EXERCISE DIRECTIONS: Each line in the entries below that holds the string "China" is to be listed.

GIVEN DATA:
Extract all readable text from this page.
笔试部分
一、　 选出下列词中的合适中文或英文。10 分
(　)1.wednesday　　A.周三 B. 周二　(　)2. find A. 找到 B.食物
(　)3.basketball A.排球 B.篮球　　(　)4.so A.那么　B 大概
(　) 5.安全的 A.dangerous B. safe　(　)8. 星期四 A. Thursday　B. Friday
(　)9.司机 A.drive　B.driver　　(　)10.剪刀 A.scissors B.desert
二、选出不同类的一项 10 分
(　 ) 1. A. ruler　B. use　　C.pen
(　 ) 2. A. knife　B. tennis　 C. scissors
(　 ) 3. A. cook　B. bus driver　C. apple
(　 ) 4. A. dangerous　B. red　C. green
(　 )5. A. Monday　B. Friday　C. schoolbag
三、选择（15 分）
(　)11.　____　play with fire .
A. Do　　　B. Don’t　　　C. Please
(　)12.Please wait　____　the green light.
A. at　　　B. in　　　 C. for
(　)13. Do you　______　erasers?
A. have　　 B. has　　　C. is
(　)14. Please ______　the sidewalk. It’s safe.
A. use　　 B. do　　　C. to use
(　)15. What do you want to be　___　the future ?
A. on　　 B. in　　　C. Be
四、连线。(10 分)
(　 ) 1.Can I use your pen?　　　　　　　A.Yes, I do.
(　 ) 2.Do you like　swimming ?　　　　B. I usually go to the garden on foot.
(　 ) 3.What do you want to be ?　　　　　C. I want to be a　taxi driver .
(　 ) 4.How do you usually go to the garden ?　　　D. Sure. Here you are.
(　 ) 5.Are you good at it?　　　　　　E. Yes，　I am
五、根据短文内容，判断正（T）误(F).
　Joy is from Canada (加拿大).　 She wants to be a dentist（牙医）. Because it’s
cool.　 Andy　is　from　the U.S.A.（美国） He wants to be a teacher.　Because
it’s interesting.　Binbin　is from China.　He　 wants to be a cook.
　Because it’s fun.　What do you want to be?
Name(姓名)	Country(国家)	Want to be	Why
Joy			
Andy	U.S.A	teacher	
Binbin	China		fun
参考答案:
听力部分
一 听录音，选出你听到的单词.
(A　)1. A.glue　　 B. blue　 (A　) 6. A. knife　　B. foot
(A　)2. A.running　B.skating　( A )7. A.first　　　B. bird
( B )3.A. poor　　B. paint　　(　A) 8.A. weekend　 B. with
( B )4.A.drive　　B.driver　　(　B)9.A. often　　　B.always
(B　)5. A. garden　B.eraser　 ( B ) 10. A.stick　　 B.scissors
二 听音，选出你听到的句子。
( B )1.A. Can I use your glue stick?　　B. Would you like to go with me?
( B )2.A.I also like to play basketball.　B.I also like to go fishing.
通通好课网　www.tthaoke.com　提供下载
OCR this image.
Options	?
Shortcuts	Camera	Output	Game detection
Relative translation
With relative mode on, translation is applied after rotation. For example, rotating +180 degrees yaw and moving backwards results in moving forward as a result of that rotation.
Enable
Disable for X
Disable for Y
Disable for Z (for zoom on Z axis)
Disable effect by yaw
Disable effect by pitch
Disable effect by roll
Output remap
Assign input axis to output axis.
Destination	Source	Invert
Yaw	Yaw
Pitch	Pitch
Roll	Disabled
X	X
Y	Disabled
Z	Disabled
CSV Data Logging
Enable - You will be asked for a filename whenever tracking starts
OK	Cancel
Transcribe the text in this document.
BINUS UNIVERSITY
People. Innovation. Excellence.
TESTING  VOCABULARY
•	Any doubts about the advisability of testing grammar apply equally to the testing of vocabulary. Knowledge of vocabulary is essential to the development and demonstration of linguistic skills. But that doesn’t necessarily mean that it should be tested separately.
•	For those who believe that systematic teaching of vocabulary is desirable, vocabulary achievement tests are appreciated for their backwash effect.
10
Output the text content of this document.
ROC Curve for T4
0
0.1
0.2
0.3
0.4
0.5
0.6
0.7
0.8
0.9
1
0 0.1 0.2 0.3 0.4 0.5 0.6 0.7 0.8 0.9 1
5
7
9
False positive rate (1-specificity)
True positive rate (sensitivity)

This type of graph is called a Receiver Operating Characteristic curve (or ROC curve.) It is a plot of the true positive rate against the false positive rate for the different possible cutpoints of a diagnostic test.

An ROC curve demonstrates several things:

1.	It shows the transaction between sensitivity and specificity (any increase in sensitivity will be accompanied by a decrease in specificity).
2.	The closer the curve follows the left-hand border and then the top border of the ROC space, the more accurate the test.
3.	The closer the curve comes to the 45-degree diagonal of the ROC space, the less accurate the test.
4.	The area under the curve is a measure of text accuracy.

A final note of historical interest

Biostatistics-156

RESPONSE TO THIS TASK:
it’s interesting.　Binbin　is from China.　He　 wants to be a cook.
Binbin	China		fun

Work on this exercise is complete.